GIVEN TASK — Copy every line that holds "JSON".

Items from a figure collection
-----

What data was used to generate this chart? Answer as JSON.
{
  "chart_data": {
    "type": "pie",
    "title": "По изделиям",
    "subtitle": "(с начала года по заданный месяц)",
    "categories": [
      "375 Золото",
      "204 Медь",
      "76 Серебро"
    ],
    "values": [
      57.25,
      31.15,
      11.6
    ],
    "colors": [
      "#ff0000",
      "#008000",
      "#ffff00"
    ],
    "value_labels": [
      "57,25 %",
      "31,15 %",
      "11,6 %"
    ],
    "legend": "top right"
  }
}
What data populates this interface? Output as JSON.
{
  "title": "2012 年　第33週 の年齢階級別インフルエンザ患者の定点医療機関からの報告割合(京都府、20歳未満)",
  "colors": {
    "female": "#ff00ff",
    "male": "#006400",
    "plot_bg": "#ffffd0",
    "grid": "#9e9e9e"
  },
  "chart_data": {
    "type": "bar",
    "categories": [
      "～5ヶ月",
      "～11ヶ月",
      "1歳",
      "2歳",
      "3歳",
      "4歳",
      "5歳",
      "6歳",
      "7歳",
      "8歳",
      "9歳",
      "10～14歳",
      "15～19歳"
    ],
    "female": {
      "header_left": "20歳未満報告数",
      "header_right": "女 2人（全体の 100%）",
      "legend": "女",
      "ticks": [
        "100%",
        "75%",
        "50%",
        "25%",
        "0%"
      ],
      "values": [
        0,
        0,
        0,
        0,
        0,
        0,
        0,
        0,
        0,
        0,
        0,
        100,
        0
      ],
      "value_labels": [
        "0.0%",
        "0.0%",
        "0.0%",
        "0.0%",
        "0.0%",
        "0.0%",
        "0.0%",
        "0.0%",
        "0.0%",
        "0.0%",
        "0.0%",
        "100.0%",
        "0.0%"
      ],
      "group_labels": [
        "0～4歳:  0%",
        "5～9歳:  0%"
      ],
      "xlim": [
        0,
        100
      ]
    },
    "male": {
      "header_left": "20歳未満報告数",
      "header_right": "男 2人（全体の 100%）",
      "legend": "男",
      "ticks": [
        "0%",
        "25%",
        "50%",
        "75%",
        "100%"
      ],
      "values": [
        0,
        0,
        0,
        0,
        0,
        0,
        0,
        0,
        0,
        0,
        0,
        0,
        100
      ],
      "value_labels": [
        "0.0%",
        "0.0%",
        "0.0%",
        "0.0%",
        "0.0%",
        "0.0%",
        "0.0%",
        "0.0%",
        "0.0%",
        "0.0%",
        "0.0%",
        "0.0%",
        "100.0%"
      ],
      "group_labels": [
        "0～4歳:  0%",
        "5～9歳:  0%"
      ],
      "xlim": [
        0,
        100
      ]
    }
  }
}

-----

REPLY TO THE EXERCISE —
What data was used to generate this chart? Answer as JSON.
What data populates this interface? Output as JSON.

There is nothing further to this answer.